# start of ITEMS
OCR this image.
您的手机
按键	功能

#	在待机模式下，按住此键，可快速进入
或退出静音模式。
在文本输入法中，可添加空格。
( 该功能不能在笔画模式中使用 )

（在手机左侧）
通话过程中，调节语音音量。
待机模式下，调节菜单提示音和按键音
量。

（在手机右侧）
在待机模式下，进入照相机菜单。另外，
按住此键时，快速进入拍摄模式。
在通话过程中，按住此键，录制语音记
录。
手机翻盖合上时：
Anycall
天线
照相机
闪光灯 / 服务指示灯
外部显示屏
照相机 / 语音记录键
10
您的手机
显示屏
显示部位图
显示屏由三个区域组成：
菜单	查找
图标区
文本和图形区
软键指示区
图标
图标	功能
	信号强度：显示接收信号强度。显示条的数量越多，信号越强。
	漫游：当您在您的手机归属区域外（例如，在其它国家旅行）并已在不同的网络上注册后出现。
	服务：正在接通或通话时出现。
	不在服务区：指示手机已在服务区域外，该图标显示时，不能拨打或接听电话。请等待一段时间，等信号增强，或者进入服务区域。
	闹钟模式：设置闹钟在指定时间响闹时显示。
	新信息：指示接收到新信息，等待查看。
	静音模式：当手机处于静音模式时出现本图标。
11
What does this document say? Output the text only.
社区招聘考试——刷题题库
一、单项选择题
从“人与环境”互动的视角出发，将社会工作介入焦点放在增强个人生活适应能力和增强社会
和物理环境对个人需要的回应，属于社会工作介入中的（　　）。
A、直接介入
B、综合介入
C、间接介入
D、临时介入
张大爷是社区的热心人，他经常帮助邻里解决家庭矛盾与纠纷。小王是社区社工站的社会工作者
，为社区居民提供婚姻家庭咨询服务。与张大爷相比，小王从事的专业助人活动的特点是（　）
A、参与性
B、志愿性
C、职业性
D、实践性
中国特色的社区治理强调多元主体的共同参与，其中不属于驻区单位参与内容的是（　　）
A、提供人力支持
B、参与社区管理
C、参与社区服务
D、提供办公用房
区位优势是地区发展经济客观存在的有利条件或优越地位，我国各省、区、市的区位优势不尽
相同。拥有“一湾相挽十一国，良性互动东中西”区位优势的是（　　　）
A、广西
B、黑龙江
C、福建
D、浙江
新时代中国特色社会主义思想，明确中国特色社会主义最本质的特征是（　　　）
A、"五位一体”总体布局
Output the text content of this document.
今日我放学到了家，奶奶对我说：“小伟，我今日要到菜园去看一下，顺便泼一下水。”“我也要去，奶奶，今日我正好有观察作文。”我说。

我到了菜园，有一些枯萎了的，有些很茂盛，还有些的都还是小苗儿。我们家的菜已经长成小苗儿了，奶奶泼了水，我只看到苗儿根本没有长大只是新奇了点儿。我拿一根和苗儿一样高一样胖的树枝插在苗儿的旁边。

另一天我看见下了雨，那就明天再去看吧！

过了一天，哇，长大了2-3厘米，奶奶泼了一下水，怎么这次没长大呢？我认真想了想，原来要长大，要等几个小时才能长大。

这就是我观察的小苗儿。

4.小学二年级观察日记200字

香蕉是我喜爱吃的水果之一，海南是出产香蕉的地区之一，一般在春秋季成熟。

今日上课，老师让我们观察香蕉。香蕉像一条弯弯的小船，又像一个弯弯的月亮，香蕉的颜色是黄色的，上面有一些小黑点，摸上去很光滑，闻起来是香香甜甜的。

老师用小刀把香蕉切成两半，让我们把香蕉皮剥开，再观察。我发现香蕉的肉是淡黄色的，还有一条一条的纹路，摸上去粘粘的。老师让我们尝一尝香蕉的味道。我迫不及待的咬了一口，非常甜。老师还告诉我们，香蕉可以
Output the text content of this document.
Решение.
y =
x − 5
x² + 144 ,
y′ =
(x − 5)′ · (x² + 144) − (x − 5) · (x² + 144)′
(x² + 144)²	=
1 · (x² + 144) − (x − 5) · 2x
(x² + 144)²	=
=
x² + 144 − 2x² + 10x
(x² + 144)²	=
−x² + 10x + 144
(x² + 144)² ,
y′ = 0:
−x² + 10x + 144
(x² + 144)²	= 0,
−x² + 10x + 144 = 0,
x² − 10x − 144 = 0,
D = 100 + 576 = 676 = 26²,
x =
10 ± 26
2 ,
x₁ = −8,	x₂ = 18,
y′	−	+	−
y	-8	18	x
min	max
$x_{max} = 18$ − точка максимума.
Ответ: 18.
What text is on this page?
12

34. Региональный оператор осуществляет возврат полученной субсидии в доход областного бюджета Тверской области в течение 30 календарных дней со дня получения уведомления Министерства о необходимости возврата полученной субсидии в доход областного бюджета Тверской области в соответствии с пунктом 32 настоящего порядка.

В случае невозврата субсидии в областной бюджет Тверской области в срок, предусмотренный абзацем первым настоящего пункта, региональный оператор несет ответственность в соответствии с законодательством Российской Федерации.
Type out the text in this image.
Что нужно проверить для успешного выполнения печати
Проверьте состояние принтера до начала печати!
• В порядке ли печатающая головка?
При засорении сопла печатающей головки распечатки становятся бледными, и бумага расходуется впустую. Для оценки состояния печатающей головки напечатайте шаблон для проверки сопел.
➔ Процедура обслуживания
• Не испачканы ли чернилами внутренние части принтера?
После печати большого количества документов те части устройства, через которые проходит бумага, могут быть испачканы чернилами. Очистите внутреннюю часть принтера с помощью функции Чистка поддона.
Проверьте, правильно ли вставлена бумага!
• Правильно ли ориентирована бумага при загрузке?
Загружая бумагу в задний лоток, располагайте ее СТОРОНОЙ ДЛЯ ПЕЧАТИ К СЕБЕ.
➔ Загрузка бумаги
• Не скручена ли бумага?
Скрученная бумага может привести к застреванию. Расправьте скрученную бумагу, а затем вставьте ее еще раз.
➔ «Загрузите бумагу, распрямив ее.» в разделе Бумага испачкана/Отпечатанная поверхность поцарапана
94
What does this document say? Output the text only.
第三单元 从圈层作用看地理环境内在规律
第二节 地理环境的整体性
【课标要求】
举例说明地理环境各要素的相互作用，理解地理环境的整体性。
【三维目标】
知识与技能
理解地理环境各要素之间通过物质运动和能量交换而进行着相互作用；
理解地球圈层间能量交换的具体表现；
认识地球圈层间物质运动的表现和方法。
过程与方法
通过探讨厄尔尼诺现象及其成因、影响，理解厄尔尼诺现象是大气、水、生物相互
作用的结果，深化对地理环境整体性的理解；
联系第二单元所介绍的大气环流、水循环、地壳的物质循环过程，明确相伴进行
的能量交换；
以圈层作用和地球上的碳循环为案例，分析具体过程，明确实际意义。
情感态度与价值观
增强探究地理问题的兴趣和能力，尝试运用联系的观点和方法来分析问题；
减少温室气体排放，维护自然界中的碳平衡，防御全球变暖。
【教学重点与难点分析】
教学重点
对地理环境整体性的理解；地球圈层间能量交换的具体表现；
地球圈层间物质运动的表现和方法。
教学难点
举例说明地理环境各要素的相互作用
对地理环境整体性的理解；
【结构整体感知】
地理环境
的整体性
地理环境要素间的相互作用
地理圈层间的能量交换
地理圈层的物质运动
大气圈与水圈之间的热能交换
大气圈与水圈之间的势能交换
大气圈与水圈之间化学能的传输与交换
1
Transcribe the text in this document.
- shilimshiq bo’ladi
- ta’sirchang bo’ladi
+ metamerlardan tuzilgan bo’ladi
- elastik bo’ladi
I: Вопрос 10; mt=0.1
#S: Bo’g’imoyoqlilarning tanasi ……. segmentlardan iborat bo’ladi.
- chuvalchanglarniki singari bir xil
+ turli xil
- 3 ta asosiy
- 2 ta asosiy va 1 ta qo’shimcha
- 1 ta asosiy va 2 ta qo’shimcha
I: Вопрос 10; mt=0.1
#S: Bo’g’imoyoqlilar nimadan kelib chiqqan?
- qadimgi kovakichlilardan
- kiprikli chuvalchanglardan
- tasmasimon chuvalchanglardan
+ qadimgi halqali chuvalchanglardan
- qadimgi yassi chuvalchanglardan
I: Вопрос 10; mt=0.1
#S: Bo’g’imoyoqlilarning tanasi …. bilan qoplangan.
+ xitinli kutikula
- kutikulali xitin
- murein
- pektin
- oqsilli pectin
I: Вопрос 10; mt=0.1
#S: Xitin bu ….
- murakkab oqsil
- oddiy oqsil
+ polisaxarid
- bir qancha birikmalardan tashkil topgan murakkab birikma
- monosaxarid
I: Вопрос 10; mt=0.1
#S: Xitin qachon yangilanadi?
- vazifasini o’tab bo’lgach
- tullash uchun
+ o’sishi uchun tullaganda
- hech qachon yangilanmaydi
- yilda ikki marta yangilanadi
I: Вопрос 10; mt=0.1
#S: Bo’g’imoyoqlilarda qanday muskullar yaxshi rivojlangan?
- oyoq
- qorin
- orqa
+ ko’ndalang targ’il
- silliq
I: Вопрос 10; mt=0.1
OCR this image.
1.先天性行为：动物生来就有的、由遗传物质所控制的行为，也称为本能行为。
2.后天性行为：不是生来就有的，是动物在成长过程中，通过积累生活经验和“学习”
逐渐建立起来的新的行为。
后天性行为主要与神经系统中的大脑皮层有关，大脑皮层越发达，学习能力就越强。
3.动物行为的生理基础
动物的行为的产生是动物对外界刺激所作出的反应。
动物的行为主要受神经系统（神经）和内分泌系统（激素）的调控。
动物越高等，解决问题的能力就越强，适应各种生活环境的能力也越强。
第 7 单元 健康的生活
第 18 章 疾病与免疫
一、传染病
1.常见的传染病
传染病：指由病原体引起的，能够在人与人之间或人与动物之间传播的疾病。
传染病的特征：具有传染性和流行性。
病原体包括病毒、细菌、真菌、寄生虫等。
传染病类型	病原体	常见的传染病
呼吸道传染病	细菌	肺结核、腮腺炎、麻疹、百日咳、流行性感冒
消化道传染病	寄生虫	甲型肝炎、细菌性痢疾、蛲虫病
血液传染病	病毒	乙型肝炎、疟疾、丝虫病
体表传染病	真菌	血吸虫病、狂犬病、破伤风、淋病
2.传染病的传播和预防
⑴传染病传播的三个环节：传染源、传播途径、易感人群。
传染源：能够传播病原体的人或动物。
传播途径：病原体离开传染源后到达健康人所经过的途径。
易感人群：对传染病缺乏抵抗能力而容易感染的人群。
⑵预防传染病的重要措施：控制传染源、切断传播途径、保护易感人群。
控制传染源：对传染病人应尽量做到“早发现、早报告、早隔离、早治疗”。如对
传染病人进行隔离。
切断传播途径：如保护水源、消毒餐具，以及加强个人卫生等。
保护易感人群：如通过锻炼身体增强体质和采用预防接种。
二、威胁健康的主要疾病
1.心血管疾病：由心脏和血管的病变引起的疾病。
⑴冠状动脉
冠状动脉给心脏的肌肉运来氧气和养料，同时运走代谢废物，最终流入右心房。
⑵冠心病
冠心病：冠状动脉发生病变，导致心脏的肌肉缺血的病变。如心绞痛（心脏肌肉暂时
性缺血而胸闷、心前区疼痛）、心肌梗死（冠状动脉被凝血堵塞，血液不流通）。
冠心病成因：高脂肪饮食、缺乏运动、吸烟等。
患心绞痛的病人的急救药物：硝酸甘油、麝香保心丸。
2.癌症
# end of ITEMS
[YOUR GOAL] Copy out each line in the listing that has the word "切断传播途径".

[WRITTEN SOLUTION]
⑵预防传染病的重要措施：控制传染源、切断传播途径、保护易感人群。
切断传播途径：如保护水源、消毒餐具，以及加强个人卫生等。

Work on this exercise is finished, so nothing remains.